Source data
§ §

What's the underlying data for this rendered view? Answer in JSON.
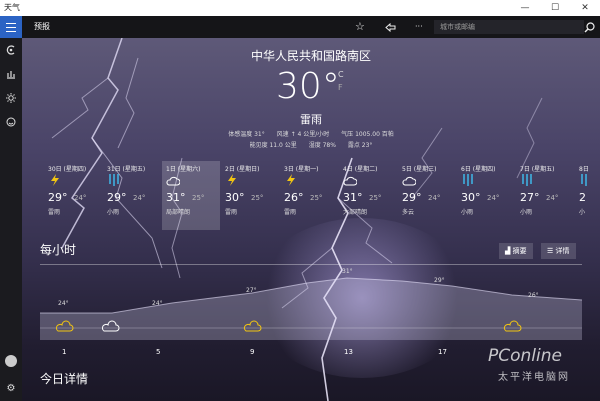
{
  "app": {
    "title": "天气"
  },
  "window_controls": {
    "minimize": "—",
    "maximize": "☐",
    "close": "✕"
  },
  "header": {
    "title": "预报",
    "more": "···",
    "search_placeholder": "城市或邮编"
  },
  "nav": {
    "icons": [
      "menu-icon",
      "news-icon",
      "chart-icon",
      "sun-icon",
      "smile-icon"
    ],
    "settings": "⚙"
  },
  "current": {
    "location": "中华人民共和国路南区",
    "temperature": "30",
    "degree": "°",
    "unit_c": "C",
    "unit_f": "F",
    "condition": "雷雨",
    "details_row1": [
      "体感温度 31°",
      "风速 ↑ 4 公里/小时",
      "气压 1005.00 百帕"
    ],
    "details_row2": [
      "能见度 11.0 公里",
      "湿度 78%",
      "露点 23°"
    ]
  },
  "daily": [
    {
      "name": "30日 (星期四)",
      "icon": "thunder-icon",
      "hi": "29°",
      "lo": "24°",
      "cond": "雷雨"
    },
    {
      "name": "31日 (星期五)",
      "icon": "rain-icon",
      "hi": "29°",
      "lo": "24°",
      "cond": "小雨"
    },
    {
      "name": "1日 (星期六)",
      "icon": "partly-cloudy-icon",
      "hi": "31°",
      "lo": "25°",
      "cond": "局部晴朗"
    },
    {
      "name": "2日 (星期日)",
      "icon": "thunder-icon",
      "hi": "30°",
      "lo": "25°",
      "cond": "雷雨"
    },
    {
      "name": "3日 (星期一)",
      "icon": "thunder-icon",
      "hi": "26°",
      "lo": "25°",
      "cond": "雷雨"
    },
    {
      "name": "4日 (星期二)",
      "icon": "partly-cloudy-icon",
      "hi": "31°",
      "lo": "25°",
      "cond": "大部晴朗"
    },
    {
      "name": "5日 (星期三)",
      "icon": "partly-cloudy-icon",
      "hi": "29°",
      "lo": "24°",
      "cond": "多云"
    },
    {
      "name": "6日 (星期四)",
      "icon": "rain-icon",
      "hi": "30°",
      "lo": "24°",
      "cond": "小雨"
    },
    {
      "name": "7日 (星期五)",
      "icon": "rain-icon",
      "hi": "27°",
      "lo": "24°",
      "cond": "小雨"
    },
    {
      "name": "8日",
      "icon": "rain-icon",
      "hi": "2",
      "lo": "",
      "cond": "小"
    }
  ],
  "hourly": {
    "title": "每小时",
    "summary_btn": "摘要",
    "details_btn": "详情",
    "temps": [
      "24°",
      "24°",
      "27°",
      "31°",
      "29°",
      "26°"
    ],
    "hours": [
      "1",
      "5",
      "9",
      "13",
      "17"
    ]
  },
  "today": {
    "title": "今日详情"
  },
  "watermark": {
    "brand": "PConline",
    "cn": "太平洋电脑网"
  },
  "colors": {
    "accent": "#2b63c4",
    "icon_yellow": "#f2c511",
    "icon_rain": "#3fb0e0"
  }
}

§ §

What is required
Skip every picture and transcribe the data above exactly.

Task response
What's the underlying data for this rendered view? Answer in JSON.
{
  "app": {
    "title": "天气"
  },
  "window_controls": {
    "minimize": "—",
    "maximize": "☐",
    "close": "✕"
  },
  "header": {
    "title": "预报",
    "more": "···",
    "search_placeholder": "城市或邮编"
  },
  "nav": {
    "icons": [
      "menu-icon",
      "news-icon",
      "chart-icon",
      "sun-icon",
      "smile-icon"
    ],
    "settings": "⚙"
  },
  "current": {
    "location": "中华人民共和国路南区",
    "temperature": "30",
    "degree": "°",
    "unit_c": "C",
    "unit_f": "F",
    "condition": "雷雨",
    "details_row1": [
      "体感温度 31°",
      "风速 ↑ 4 公里/小时",
      "气压 1005.00 百帕"
    ],
    "details_row2": [
      "能见度 11.0 公里",
      "湿度 78%",
      "露点 23°"
    ]
  },
  "daily": [
    {
      "name": "30日 (星期四)",
      "icon": "thunder-icon",
      "hi": "29°",
      "lo": "24°",
      "cond": "雷雨"
    },
    {
      "name": "31日 (星期五)",
      "icon": "rain-icon",
      "hi": "29°",
      "lo": "24°",
      "cond": "小雨"
    },
    {
      "name": "1日 (星期六)",
      "icon": "partly-cloudy-icon",
      "hi": "31°",
      "lo": "25°",
      "cond": "局部晴朗"
    },
    {
      "name": "2日 (星期日)",
      "icon": "thunder-icon",
      "hi": "30°",
      "lo": "25°",
      "cond": "雷雨"
    },
    {
      "name": "3日 (星期一)",
      "icon": "thunder-icon",
      "hi": "26°",
      "lo": "25°",
      "cond": "雷雨"
    },
    {
      "name": "4日 (星期二)",
      "icon": "partly-cloudy-icon",
      "hi": "31°",
      "lo": "25°",
      "cond": "大部晴朗"
    },
    {
      "name": "5日 (星期三)",
      "icon": "partly-cloudy-icon",
      "hi": "29°",
      "lo": "24°",
      "cond": "多云"
    },
    {
      "name": "6日 (星期四)",
      "icon": "rain-icon",
      "hi": "30°",
      "lo": "24°",
      "cond": "小雨"
    },
    {
      "name": "7日 (星期五)",
      "icon": "rain-icon",
      "hi": "27°",
      "lo": "24°",
      "cond": "小雨"
    },
    {
      "name": "8日",
      "icon": "rain-icon",
      "hi": "2",
      "lo": "",
      "cond": "小"
    }
  ],
  "hourly": {
    "title": "每小时",
    "summary_btn": "摘要",
    "details_btn": "详情",
    "temps": [
      "24°",
      "24°",
      "27°",
      "31°",
      "29°",
      "26°"
    ],
    "hours": [
      "1",
      "5",
      "9",
      "13",
      "17"
    ]
  },
  "today": {
    "title": "今日详情"
  },
  "watermark": {
    "brand": "PConline",
    "cn": "太平洋电脑网"
  },
  "colors": {
    "accent": "#2b63c4",
    "icon_yellow": "#f2c511",
    "icon_rain": "#3fb0e0"
  }
}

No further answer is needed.